THE TASK :: Make an exact copy of all the data.

++++ DATA SHOWN

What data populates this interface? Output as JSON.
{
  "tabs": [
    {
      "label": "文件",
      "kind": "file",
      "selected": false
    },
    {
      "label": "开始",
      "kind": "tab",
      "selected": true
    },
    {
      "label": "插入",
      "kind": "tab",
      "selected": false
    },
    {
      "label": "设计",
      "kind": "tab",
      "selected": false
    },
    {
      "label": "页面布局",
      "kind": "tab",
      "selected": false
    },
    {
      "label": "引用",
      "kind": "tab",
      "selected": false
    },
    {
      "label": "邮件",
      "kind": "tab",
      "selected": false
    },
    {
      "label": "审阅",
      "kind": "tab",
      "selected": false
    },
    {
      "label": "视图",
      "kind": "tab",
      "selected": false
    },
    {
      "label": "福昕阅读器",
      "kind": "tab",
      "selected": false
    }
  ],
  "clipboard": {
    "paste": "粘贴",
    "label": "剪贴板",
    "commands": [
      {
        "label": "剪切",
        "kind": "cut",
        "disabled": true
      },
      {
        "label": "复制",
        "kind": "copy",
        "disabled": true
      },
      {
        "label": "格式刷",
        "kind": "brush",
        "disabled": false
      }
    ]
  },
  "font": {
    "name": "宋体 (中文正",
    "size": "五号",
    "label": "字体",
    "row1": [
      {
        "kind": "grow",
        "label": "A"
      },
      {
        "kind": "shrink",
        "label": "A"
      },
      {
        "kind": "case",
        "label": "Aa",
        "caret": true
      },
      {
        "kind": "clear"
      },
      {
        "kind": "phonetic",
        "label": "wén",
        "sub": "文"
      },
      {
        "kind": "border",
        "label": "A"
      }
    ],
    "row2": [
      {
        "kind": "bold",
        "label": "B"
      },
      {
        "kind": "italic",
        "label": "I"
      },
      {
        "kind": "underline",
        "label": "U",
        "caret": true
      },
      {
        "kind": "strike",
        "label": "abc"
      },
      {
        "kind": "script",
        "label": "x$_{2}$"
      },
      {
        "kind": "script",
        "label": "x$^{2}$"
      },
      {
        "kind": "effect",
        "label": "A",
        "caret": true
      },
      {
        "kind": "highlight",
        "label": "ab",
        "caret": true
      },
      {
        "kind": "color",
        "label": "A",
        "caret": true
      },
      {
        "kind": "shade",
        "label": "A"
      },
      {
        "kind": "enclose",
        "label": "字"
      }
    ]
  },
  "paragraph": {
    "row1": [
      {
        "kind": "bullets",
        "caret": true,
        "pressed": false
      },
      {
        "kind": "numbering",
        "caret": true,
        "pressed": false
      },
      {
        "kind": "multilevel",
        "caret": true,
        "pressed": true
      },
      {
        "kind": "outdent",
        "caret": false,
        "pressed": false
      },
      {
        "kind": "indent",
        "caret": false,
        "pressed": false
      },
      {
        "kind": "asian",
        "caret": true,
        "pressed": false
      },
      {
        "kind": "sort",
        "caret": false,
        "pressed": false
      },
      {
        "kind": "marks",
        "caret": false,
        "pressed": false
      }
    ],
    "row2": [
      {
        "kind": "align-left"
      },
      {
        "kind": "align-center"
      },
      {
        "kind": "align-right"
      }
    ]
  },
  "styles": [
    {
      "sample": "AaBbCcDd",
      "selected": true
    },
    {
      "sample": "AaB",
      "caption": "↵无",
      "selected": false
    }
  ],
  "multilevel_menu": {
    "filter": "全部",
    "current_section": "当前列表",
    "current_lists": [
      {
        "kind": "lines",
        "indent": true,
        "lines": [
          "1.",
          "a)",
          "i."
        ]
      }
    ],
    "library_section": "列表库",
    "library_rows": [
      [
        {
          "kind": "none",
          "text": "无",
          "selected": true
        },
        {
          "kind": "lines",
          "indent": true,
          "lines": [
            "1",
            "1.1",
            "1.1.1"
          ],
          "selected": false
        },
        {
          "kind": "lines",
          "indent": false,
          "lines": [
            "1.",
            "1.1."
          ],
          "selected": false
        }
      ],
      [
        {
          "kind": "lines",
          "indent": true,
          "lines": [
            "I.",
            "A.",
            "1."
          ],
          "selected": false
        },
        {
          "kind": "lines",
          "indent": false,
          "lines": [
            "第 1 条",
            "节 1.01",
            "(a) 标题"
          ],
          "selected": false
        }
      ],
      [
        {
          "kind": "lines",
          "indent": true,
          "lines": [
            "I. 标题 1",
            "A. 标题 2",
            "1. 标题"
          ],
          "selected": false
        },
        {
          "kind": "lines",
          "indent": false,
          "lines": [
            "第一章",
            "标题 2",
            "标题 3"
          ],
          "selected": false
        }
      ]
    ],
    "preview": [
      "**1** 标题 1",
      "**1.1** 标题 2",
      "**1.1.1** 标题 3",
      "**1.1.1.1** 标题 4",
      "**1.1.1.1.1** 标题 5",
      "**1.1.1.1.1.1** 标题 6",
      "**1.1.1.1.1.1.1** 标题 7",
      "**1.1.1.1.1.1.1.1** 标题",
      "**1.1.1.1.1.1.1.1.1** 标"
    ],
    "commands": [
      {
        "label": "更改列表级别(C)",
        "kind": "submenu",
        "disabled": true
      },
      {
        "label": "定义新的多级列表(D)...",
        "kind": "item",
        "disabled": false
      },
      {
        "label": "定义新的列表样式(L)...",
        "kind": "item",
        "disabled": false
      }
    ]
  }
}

++++++++

CORRECT OUTPUT ::
What data populates this interface? Output as JSON.
{
  "tabs": [
    {
      "label": "文件",
      "kind": "file",
      "selected": false
    },
    {
      "label": "开始",
      "kind": "tab",
      "selected": true
    },
    {
      "label": "插入",
      "kind": "tab",
      "selected": false
    },
    {
      "label": "设计",
      "kind": "tab",
      "selected": false
    },
    {
      "label": "页面布局",
      "kind": "tab",
      "selected": false
    },
    {
      "label": "引用",
      "kind": "tab",
      "selected": false
    },
    {
      "label": "邮件",
      "kind": "tab",
      "selected": false
    },
    {
      "label": "审阅",
      "kind": "tab",
      "selected": false
    },
    {
      "label": "视图",
      "kind": "tab",
      "selected": false
    },
    {
      "label": "福昕阅读器",
      "kind": "tab",
      "selected": false
    }
  ],
  "clipboard": {
    "paste": "粘贴",
    "label": "剪贴板",
    "commands": [
      {
        "label": "剪切",
        "kind": "cut",
        "disabled": true
      },
      {
        "label": "复制",
        "kind": "copy",
        "disabled": true
      },
      {
        "label": "格式刷",
        "kind": "brush",
        "disabled": false
      }
    ]
  },
  "font": {
    "name": "宋体 (中文正",
    "size": "五号",
    "label": "字体",
    "row1": [
      {
        "kind": "grow",
        "label": "A"
      },
      {
        "kind": "shrink",
        "label": "A"
      },
      {
        "kind": "case",
        "label": "Aa",
        "caret": true
      },
      {
        "kind": "clear"
      },
      {
        "kind": "phonetic",
        "label": "wén",
        "sub": "文"
      },
      {
        "kind": "border",
        "label": "A"
      }
    ],
    "row2": [
      {
        "kind": "bold",
        "label": "B"
      },
      {
        "kind": "italic",
        "label": "I"
      },
      {
        "kind": "underline",
        "label": "U",
        "caret": true
      },
      {
        "kind": "strike",
        "label": "abc"
      },
      {
        "kind": "script",
        "label": "x$_{2}$"
      },
      {
        "kind": "script",
        "label": "x$^{2}$"
      },
      {
        "kind": "effect",
        "label": "A",
        "caret": true
      },
      {
        "kind": "highlight",
        "label": "ab",
        "caret": true
      },
      {
        "kind": "color",
        "label": "A",
        "caret": true
      },
      {
        "kind": "shade",
        "label": "A"
      },
      {
        "kind": "enclose",
        "label": "字"
      }
    ]
  },
  "paragraph": {
    "row1": [
      {
        "kind": "bullets",
        "caret": true,
        "pressed": false
      },
      {
        "kind": "numbering",
        "caret": true,
        "pressed": false
      },
      {
        "kind": "multilevel",
        "caret": true,
        "pressed": true
      },
      {
        "kind": "outdent",
        "caret": false,
        "pressed": false
      },
      {
        "kind": "indent",
        "caret": false,
        "pressed": false
      },
      {
        "kind": "asian",
        "caret": true,
        "pressed": false
      },
      {
        "kind": "sort",
        "caret": false,
        "pressed": false
      },
      {
        "kind": "marks",
        "caret": false,
        "pressed": false
      }
    ],
    "row2": [
      {
        "kind": "align-left"
      },
      {
        "kind": "align-center"
      },
      {
        "kind": "align-right"
      }
    ]
  },
  "styles": [
    {
      "sample": "AaBbCcDd",
      "selected": true
    },
    {
      "sample": "AaB",
      "caption": "↵无",
      "selected": false
    }
  ],
  "multilevel_menu": {
    "filter": "全部",
    "current_section": "当前列表",
    "current_lists": [
      {
        "kind": "lines",
        "indent": true,
        "lines": [
          "1.",
          "a)",
          "i."
        ]
      }
    ],
    "library_section": "列表库",
    "library_rows": [
      [
        {
          "kind": "none",
          "text": "无",
          "selected": true
        },
        {
          "kind": "lines",
          "indent": true,
          "lines": [
            "1",
            "1.1",
            "1.1.1"
          ],
          "selected": false
        },
        {
          "kind": "lines",
          "indent": false,
          "lines": [
            "1.",
            "1.1."
          ],
          "selected": false
        }
      ],
      [
        {
          "kind": "lines",
          "indent": true,
          "lines": [
            "I.",
            "A.",
            "1."
          ],
          "selected": false
        },
        {
          "kind": "lines",
          "indent": false,
          "lines": [
            "第 1 条",
            "节 1.01",
            "(a) 标题"
          ],
          "selected": false
        }
      ],
      [
        {
          "kind": "lines",
          "indent": true,
          "lines": [
            "I. 标题 1",
            "A. 标题 2",
            "1. 标题"
          ],
          "selected": false
        },
        {
          "kind": "lines",
          "indent": false,
          "lines": [
            "第一章",
            "标题 2",
            "标题 3"
          ],
          "selected": false
        }
      ]
    ],
    "preview": [
      "**1** 标题 1",
      "**1.1** 标题 2",
      "**1.1.1** 标题 3",
      "**1.1.1.1** 标题 4",
      "**1.1.1.1.1** 标题 5",
      "**1.1.1.1.1.1** 标题 6",
      "**1.1.1.1.1.1.1** 标题 7",
      "**1.1.1.1.1.1.1.1** 标题",
      "**1.1.1.1.1.1.1.1.1** 标"
    ],
    "commands": [
      {
        "label": "更改列表级别(C)",
        "kind": "submenu",
        "disabled": true
      },
      {
        "label": "定义新的多级列表(D)...",
        "kind": "item",
        "disabled": false
      },
      {
        "label": "定义新的列表样式(L)...",
        "kind": "item",
        "disabled": false
      }
    ]
  }
}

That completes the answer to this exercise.